Entries taken from a collection:

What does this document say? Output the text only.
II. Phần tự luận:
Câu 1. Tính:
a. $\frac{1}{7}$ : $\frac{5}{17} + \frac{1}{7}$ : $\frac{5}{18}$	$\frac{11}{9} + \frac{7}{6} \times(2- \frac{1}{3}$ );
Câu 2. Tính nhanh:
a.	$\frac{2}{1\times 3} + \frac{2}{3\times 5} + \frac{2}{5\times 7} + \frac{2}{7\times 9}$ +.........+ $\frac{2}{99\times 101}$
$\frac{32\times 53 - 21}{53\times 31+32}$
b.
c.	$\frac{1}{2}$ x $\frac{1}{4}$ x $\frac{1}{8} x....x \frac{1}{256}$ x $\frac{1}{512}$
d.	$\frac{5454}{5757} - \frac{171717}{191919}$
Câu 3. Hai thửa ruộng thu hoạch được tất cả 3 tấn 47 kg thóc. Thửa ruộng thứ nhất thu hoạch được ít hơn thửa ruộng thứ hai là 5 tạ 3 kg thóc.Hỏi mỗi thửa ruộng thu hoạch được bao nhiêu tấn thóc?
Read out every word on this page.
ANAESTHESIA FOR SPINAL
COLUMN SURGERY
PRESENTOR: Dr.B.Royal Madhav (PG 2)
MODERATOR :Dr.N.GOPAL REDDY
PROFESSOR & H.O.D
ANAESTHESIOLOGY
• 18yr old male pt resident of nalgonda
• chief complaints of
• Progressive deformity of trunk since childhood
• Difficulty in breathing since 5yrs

**Short exercise:**
All lines from the line containing "Read out every word on this page." through the end of the listing above are to be duplicated exactly; include both ends and nothing further.

**Output:**
Read out every word on this page.
ANAESTHESIA FOR SPINAL
COLUMN SURGERY
PRESENTOR: Dr.B.Royal Madhav (PG 2)
MODERATOR :Dr.N.GOPAL REDDY
PROFESSOR & H.O.D
ANAESTHESIOLOGY
• 18yr old male pt resident of nalgonda
• chief complaints of
• Progressive deformity of trunk since childhood
• Difficulty in breathing since 5yrs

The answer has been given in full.